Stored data
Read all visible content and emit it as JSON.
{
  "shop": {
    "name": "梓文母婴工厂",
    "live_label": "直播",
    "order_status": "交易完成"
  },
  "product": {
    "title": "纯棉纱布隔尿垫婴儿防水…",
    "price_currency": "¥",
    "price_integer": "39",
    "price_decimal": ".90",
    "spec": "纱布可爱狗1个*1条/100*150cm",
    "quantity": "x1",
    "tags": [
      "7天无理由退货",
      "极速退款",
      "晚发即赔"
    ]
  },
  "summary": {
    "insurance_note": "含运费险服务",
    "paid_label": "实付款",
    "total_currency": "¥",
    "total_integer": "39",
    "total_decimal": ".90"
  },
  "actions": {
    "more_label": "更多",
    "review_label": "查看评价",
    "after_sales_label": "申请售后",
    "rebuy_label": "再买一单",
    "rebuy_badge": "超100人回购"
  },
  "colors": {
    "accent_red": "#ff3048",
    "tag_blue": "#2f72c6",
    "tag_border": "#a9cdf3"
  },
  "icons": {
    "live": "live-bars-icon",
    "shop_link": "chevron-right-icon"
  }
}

--- PROBLEM DESCRIPTION ---
Transcribe the entire listing above precisely.

--- EXERCISE ANSWER ---
Read all visible content and emit it as JSON.
{
  "shop": {
    "name": "梓文母婴工厂",
    "live_label": "直播",
    "order_status": "交易完成"
  },
  "product": {
    "title": "纯棉纱布隔尿垫婴儿防水…",
    "price_currency": "¥",
    "price_integer": "39",
    "price_decimal": ".90",
    "spec": "纱布可爱狗1个*1条/100*150cm",
    "quantity": "x1",
    "tags": [
      "7天无理由退货",
      "极速退款",
      "晚发即赔"
    ]
  },
  "summary": {
    "insurance_note": "含运费险服务",
    "paid_label": "实付款",
    "total_currency": "¥",
    "total_integer": "39",
    "total_decimal": ".90"
  },
  "actions": {
    "more_label": "更多",
    "review_label": "查看评价",
    "after_sales_label": "申请售后",
    "rebuy_label": "再买一单",
    "rebuy_badge": "超100人回购"
  },
  "colors": {
    "accent_red": "#ff3048",
    "tag_blue": "#2f72c6",
    "tag_border": "#a9cdf3"
  },
  "icons": {
    "live": "live-bars-icon",
    "shop_link": "chevron-right-icon"
  }
}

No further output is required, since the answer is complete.